[To be done] Word for word, restate every line of the listing that follows.

[Data]
## Start
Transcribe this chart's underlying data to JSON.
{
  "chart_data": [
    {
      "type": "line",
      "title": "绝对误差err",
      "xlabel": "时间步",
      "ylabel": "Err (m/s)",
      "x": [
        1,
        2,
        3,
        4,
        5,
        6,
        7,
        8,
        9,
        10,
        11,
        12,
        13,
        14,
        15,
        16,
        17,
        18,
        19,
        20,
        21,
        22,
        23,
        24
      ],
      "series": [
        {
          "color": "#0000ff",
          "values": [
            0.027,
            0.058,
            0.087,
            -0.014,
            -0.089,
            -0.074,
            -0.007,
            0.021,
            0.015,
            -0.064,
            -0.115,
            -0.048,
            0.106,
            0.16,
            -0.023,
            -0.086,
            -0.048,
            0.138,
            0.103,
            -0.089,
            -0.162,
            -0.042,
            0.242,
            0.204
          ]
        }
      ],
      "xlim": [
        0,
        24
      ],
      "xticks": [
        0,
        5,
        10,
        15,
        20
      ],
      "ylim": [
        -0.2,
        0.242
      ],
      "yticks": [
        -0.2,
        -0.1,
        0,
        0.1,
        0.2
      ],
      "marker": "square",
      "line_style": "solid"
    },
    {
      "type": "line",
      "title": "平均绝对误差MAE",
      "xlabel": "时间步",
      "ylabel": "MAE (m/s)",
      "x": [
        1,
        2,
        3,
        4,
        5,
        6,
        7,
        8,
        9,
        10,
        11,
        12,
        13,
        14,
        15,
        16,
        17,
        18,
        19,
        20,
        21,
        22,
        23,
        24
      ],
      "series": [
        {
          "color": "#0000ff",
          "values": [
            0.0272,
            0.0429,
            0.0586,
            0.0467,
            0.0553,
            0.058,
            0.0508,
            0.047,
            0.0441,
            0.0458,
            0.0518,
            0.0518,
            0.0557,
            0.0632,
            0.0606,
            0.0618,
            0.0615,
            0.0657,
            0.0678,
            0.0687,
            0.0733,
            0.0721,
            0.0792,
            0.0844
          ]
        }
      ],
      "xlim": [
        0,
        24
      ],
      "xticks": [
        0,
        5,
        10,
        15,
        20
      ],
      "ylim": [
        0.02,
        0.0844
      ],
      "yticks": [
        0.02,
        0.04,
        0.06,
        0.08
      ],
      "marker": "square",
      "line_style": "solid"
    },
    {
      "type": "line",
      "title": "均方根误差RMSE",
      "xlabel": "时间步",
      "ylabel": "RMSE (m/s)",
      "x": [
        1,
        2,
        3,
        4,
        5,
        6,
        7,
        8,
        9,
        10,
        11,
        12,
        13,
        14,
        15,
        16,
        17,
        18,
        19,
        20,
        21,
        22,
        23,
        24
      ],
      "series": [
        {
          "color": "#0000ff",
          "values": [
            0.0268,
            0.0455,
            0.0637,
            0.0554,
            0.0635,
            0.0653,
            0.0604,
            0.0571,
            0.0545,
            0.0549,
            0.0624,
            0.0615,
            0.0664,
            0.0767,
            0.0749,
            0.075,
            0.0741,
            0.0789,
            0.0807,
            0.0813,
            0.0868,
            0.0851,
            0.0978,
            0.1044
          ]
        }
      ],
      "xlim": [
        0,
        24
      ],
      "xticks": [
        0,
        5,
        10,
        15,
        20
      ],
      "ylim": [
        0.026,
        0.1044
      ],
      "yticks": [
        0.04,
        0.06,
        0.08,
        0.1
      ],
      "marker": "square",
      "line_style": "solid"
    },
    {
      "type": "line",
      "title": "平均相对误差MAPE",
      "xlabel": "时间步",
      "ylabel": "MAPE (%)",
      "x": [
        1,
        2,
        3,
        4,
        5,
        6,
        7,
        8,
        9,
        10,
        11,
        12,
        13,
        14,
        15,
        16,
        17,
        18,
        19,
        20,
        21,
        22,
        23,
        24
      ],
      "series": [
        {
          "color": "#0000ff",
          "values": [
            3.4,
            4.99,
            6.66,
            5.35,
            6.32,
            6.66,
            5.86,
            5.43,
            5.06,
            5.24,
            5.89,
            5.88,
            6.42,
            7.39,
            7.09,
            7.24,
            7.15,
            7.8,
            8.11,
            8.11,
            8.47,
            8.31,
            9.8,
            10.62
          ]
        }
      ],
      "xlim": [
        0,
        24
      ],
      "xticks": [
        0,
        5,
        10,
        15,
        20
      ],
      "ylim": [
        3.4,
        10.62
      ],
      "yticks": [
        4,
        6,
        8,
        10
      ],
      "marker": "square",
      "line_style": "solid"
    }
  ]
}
## End
[Answer in full]
Transcribe this chart's underlying data to JSON.
{
  "chart_data": [
    {
      "type": "line",
      "title": "绝对误差err",
      "xlabel": "时间步",
      "ylabel": "Err (m/s)",
      "x": [
        1,
        2,
        3,
        4,
        5,
        6,
        7,
        8,
        9,
        10,
        11,
        12,
        13,
        14,
        15,
        16,
        17,
        18,
        19,
        20,
        21,
        22,
        23,
        24
      ],
      "series": [
        {
          "color": "#0000ff",
          "values": [
            0.027,
            0.058,
            0.087,
            -0.014,
            -0.089,
            -0.074,
            -0.007,
            0.021,
            0.015,
            -0.064,
            -0.115,
            -0.048,
            0.106,
            0.16,
            -0.023,
            -0.086,
            -0.048,
            0.138,
            0.103,
            -0.089,
            -0.162,
            -0.042,
            0.242,
            0.204
          ]
        }
      ],
      "xlim": [
        0,
        24
      ],
      "xticks": [
        0,
        5,
        10,
        15,
        20
      ],
      "ylim": [
        -0.2,
        0.242
      ],
      "yticks": [
        -0.2,
        -0.1,
        0,
        0.1,
        0.2
      ],
      "marker": "square",
      "line_style": "solid"
    },
    {
      "type": "line",
      "title": "平均绝对误差MAE",
      "xlabel": "时间步",
      "ylabel": "MAE (m/s)",
      "x": [
        1,
        2,
        3,
        4,
        5,
        6,
        7,
        8,
        9,
        10,
        11,
        12,
        13,
        14,
        15,
        16,
        17,
        18,
        19,
        20,
        21,
        22,
        23,
        24
      ],
      "series": [
        {
          "color": "#0000ff",
          "values": [
            0.0272,
            0.0429,
            0.0586,
            0.0467,
            0.0553,
            0.058,
            0.0508,
            0.047,
            0.0441,
            0.0458,
            0.0518,
            0.0518,
            0.0557,
            0.0632,
            0.0606,
            0.0618,
            0.0615,
            0.0657,
            0.0678,
            0.0687,
            0.0733,
            0.0721,
            0.0792,
            0.0844
          ]
        }
      ],
      "xlim": [
        0,
        24
      ],
      "xticks": [
        0,
        5,
        10,
        15,
        20
      ],
      "ylim": [
        0.02,
        0.0844
      ],
      "yticks": [
        0.02,
        0.04,
        0.06,
        0.08
      ],
      "marker": "square",
      "line_style": "solid"
    },
    {
      "type": "line",
      "title": "均方根误差RMSE",
      "xlabel": "时间步",
      "ylabel": "RMSE (m/s)",
      "x": [
        1,
        2,
        3,
        4,
        5,
        6,
        7,
        8,
        9,
        10,
        11,
        12,
        13,
        14,
        15,
        16,
        17,
        18,
        19,
        20,
        21,
        22,
        23,
        24
      ],
      "series": [
        {
          "color": "#0000ff",
          "values": [
            0.0268,
            0.0455,
            0.0637,
            0.0554,
            0.0635,
            0.0653,
            0.0604,
            0.0571,
            0.0545,
            0.0549,
            0.0624,
            0.0615,
            0.0664,
            0.0767,
            0.0749,
            0.075,
            0.0741,
            0.0789,
            0.0807,
            0.0813,
            0.0868,
            0.0851,
            0.0978,
            0.1044
          ]
        }
      ],
      "xlim": [
        0,
        24
      ],
      "xticks": [
        0,
        5,
        10,
        15,
        20
      ],
      "ylim": [
        0.026,
        0.1044
      ],
      "yticks": [
        0.04,
        0.06,
        0.08,
        0.1
      ],
      "marker": "square",
      "line_style": "solid"
    },
    {
      "type": "line",
      "title": "平均相对误差MAPE",
      "xlabel": "时间步",
      "ylabel": "MAPE (%)",
      "x": [
        1,
        2,
        3,
        4,
        5,
        6,
        7,
        8,
        9,
        10,
        11,
        12,
        13,
        14,
        15,
        16,
        17,
        18,
        19,
        20,
        21,
        22,
        23,
        24
      ],
      "series": [
        {
          "color": "#0000ff",
          "values": [
            3.4,
            4.99,
            6.66,
            5.35,
            6.32,
            6.66,
            5.86,
            5.43,
            5.06,
            5.24,
            5.89,
            5.88,
            6.42,
            7.39,
            7.09,
            7.24,
            7.15,
            7.8,
            8.11,
            8.11,
            8.47,
            8.31,
            9.8,
            10.62
          ]
        }
      ],
      "xlim": [
        0,
        24
      ],
      "xticks": [
        0,
        5,
        10,
        15,
        20
      ],
      "ylim": [
        3.4,
        10.62
      ],
      "yticks": [
        4,
        6,
        8,
        10
      ],
      "marker": "square",
      "line_style": "solid"
    }
  ]
}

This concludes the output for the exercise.